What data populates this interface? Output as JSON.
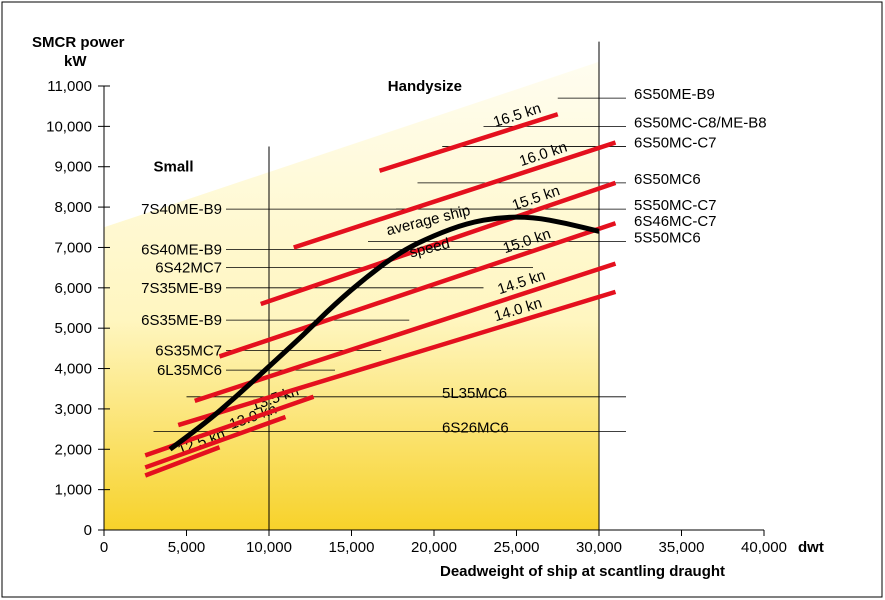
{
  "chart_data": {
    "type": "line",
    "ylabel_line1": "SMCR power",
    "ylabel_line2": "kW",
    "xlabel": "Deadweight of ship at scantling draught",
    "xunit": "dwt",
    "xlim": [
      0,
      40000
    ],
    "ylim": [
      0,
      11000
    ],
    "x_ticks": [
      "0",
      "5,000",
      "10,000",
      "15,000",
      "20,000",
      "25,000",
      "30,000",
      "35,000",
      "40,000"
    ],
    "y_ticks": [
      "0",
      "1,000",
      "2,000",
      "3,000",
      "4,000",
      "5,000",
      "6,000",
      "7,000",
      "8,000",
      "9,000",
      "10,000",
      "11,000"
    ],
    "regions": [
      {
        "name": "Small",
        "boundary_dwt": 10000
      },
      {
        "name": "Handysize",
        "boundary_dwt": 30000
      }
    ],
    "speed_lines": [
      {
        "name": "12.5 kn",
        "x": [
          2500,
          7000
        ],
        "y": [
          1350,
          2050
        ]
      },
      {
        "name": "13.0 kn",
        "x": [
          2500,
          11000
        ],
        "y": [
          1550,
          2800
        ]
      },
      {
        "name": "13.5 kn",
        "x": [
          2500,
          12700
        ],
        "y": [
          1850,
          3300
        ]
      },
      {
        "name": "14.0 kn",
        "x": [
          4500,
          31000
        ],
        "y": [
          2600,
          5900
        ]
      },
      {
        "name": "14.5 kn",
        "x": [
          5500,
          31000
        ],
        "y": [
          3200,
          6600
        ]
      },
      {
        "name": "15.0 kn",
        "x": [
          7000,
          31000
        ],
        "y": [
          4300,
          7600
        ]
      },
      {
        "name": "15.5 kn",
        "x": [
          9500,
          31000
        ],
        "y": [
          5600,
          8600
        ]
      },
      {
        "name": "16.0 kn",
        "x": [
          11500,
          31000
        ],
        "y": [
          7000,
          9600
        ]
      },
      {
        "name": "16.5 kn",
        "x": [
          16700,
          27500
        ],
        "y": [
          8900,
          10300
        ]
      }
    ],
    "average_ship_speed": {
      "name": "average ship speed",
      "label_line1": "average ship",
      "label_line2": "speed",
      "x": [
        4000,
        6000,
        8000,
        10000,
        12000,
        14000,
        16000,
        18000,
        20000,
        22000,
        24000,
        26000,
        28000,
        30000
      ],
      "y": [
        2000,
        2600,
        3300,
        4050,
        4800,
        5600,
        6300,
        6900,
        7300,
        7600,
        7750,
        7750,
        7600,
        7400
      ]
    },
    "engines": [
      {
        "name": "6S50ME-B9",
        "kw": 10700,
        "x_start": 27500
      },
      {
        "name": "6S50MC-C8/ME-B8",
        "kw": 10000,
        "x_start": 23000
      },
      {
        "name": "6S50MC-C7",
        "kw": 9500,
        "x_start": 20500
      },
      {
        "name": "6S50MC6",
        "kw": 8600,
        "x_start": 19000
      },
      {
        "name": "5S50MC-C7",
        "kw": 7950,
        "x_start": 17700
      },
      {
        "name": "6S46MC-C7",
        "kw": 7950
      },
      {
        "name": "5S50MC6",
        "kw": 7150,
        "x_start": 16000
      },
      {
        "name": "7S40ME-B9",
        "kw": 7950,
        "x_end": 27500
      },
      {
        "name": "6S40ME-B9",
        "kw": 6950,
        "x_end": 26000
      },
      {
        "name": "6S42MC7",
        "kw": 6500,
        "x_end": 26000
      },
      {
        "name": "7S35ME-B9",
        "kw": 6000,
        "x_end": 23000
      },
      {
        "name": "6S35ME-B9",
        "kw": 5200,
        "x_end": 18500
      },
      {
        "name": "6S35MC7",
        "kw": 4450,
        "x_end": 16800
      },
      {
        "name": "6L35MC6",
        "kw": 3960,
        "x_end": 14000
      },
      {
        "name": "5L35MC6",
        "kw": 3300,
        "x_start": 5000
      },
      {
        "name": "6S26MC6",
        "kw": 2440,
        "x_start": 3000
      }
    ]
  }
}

——

• GOAL: Repeat the material above verbatim. Leave the pictures behind.

• EXPECTED ANSWER:
What data populates this interface? Output as JSON.
{
  "chart_data": {
    "type": "line",
    "ylabel_line1": "SMCR power",
    "ylabel_line2": "kW",
    "xlabel": "Deadweight of ship at scantling draught",
    "xunit": "dwt",
    "xlim": [
      0,
      40000
    ],
    "ylim": [
      0,
      11000
    ],
    "x_ticks": [
      "0",
      "5,000",
      "10,000",
      "15,000",
      "20,000",
      "25,000",
      "30,000",
      "35,000",
      "40,000"
    ],
    "y_ticks": [
      "0",
      "1,000",
      "2,000",
      "3,000",
      "4,000",
      "5,000",
      "6,000",
      "7,000",
      "8,000",
      "9,000",
      "10,000",
      "11,000"
    ],
    "regions": [
      {
        "name": "Small",
        "boundary_dwt": 10000
      },
      {
        "name": "Handysize",
        "boundary_dwt": 30000
      }
    ],
    "speed_lines": [
      {
        "name": "12.5 kn",
        "x": [
          2500,
          7000
        ],
        "y": [
          1350,
          2050
        ]
      },
      {
        "name": "13.0 kn",
        "x": [
          2500,
          11000
        ],
        "y": [
          1550,
          2800
        ]
      },
      {
        "name": "13.5 kn",
        "x": [
          2500,
          12700
        ],
        "y": [
          1850,
          3300
        ]
      },
      {
        "name": "14.0 kn",
        "x": [
          4500,
          31000
        ],
        "y": [
          2600,
          5900
        ]
      },
      {
        "name": "14.5 kn",
        "x": [
          5500,
          31000
        ],
        "y": [
          3200,
          6600
        ]
      },
      {
        "name": "15.0 kn",
        "x": [
          7000,
          31000
        ],
        "y": [
          4300,
          7600
        ]
      },
      {
        "name": "15.5 kn",
        "x": [
          9500,
          31000
        ],
        "y": [
          5600,
          8600
        ]
      },
      {
        "name": "16.0 kn",
        "x": [
          11500,
          31000
        ],
        "y": [
          7000,
          9600
        ]
      },
      {
        "name": "16.5 kn",
        "x": [
          16700,
          27500
        ],
        "y": [
          8900,
          10300
        ]
      }
    ],
    "average_ship_speed": {
      "name": "average ship speed",
      "label_line1": "average ship",
      "label_line2": "speed",
      "x": [
        4000,
        6000,
        8000,
        10000,
        12000,
        14000,
        16000,
        18000,
        20000,
        22000,
        24000,
        26000,
        28000,
        30000
      ],
      "y": [
        2000,
        2600,
        3300,
        4050,
        4800,
        5600,
        6300,
        6900,
        7300,
        7600,
        7750,
        7750,
        7600,
        7400
      ]
    },
    "engines": [
      {
        "name": "6S50ME-B9",
        "kw": 10700,
        "x_start": 27500
      },
      {
        "name": "6S50MC-C8/ME-B8",
        "kw": 10000,
        "x_start": 23000
      },
      {
        "name": "6S50MC-C7",
        "kw": 9500,
        "x_start": 20500
      },
      {
        "name": "6S50MC6",
        "kw": 8600,
        "x_start": 19000
      },
      {
        "name": "5S50MC-C7",
        "kw": 7950,
        "x_start": 17700
      },
      {
        "name": "6S46MC-C7",
        "kw": 7950
      },
      {
        "name": "5S50MC6",
        "kw": 7150,
        "x_start": 16000
      },
      {
        "name": "7S40ME-B9",
        "kw": 7950,
        "x_end": 27500
      },
      {
        "name": "6S40ME-B9",
        "kw": 6950,
        "x_end": 26000
      },
      {
        "name": "6S42MC7",
        "kw": 6500,
        "x_end": 26000
      },
      {
        "name": "7S35ME-B9",
        "kw": 6000,
        "x_end": 23000
      },
      {
        "name": "6S35ME-B9",
        "kw": 5200,
        "x_end": 18500
      },
      {
        "name": "6S35MC7",
        "kw": 4450,
        "x_end": 16800
      },
      {
        "name": "6L35MC6",
        "kw": 3960,
        "x_end": 14000
      },
      {
        "name": "5L35MC6",
        "kw": 3300,
        "x_start": 5000
      },
      {
        "name": "6S26MC6",
        "kw": 2440,
        "x_start": 3000
      }
    ]
  }
}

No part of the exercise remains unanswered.